■ EXERCISE GOAL: Lines that include the word "经典训练应该是一个必要的项目" are the ones to copy.
— Start RECORDS FOR THIS TASK —
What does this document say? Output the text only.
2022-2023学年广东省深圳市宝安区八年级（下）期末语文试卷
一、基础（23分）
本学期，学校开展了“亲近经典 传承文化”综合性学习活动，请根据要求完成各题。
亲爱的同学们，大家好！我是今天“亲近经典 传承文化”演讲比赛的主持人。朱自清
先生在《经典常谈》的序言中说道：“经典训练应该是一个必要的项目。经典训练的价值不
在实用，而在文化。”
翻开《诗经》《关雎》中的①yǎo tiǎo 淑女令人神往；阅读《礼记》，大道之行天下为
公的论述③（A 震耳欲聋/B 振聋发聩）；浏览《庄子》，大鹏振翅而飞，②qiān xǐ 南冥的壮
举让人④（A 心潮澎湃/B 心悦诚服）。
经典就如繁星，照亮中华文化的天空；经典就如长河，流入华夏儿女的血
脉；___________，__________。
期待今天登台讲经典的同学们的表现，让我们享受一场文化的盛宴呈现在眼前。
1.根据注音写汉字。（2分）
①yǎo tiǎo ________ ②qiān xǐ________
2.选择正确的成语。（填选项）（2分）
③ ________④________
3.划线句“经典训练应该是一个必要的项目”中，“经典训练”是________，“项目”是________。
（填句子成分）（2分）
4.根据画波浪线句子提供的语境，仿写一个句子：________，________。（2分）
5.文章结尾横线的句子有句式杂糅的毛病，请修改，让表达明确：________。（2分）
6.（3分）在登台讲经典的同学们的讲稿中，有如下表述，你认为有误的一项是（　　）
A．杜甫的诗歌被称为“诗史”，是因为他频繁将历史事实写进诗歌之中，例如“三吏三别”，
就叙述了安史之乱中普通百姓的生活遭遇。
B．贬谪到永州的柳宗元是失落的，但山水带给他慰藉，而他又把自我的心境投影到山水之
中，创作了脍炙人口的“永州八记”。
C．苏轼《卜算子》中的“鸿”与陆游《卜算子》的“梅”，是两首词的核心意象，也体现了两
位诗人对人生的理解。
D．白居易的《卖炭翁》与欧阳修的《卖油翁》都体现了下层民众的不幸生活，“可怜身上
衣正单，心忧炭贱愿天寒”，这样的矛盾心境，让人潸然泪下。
— End RECORDS FOR THIS TASK —
■ EXERCISE RESULT:
先生在《经典常谈》的序言中说道：“经典训练应该是一个必要的项目。经典训练的价值不
3.划线句“经典训练应该是一个必要的项目”中，“经典训练”是________，“项目”是________。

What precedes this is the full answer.